● Given entries
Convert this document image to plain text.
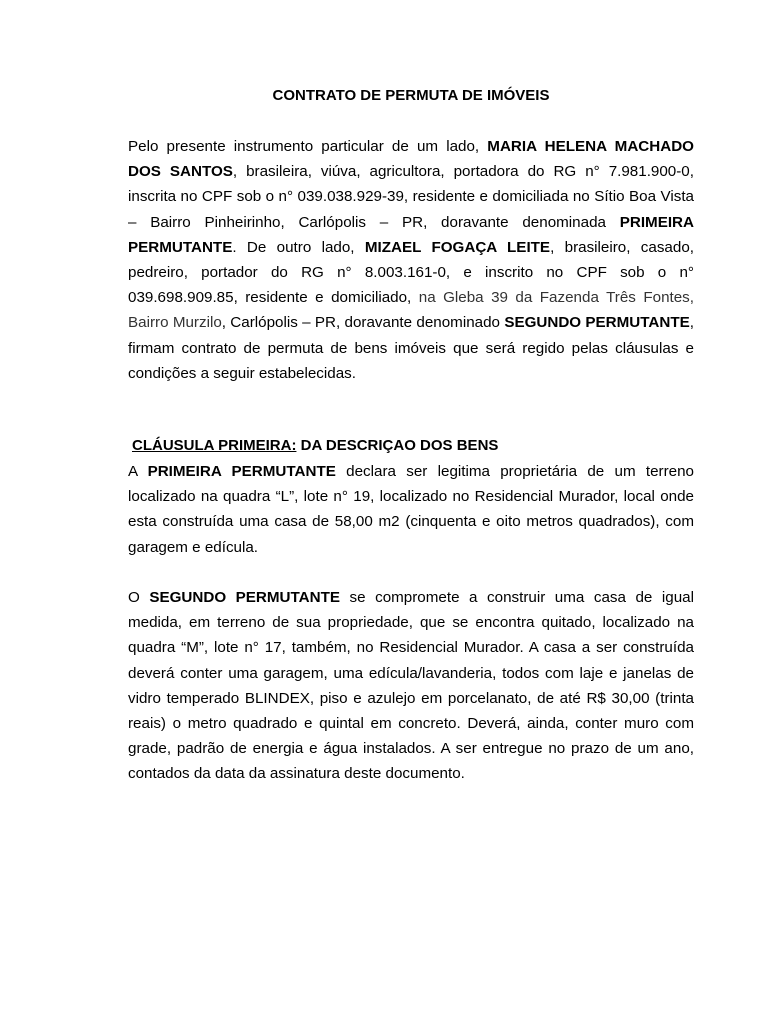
CONTRATO DE PERMUTA DE IMÓVEIS
Pelo presente instrumento particular de um lado, MARIA HELENA MACHADO DOS SANTOS, brasileira, viúva, agricultora, portadora do RG n° 7.981.900-0, inscrita no CPF sob o n° 039.038.929-39, residente e domiciliada no Sítio Boa Vista – Bairro Pinheirinho, Carlópolis – PR, doravante denominada PRIMEIRA PERMUTANTE. De outro lado, MIZAEL FOGAÇA LEITE, brasileiro, casado, pedreiro, portador do RG n° 8.003.161-0, e inscrito no CPF sob o n° 039.698.909.85, residente e domiciliado, na Gleba 39 da Fazenda Três Fontes, Bairro Murzilo, Carlópolis – PR, doravante denominado SEGUNDO PERMUTANTE, firmam contrato de permuta de bens imóveis que será regido pelas cláusulas e condições a seguir estabelecidas.
CLÁUSULA PRIMEIRA: DA DESCRIÇAO DOS BENS
A PRIMEIRA PERMUTANTE declara ser legitima proprietária de um terreno localizado na quadra “L”, lote n° 19, localizado no Residencial Murador, local onde esta construída uma casa de 58,00 m2 (cinquenta e oito metros quadrados), com garagem e edícula.
O SEGUNDO PERMUTANTE se compromete a construir uma casa de igual medida, em terreno de sua propriedade, que se encontra quitado, localizado na quadra “M”, lote n° 17, também, no Residencial Murador. A casa a ser construída deverá conter uma garagem, uma edícula/lavanderia, todos com laje e janelas de vidro temperado BLINDEX, piso e azulejo em porcelanato, de até R$ 30,00 (trinta reais) o metro quadrado e quintal em concreto. Deverá, ainda, conter muro com grade, padrão de energia e água instalados. A ser entregue no prazo de um ano, contados da data da assinatura deste documento.
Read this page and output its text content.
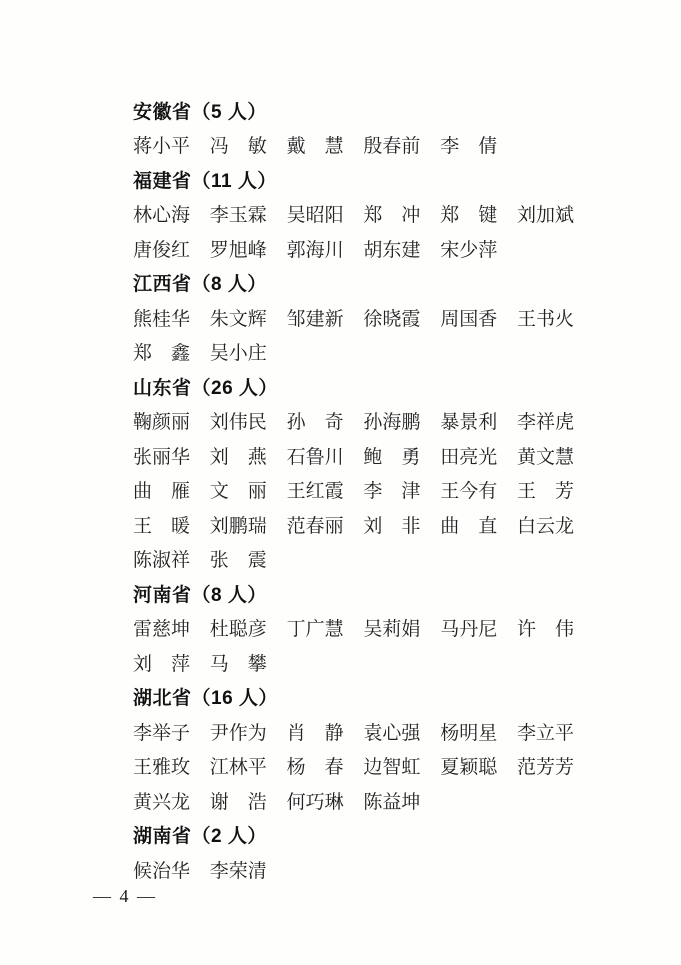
安徽省（5 人）
蒋小平	冯　敏	戴　慧	殷春前	李　倩
福建省（11 人）
林心海	李玉霖	吴昭阳	郑　冲	郑　键	刘加斌
唐俊红	罗旭峰	郭海川	胡东建	宋少萍
江西省（8 人）
熊桂华	朱文辉	邹建新	徐晓霞	周国香	王书火
郑　鑫	吴小庄
山东省（26 人）
鞠颜丽	刘伟民	孙　奇	孙海鹏	暴景利	李祥虎
张丽华	刘　燕	石鲁川	鲍　勇	田亮光	黄文慧
曲　雁	文　丽	王红霞	李　津	王今有	王　芳
王　暖	刘鹏瑞	范春丽	刘　非	曲　直	白云龙
陈淑祥	张　震
河南省（8 人）
雷慈坤	杜聪彦	丁广慧	吴莉娟	马丹尼	许　伟
刘　萍	马　攀
湖北省（16 人）
李举子	尹作为	肖　静	袁心强	杨明星	李立平
王雅玫	江林平	杨　春	边智虹	夏颖聪	范芳芳
黄兴龙	谢　浩	何巧琳	陈益坤
湖南省（2 人）
候治华	李荣清
— 4 —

● What the task requires
In the listing, find each line with the string "text" and copy it.

● Task result
Convert this document image to plain text.
Read this page and output its text content.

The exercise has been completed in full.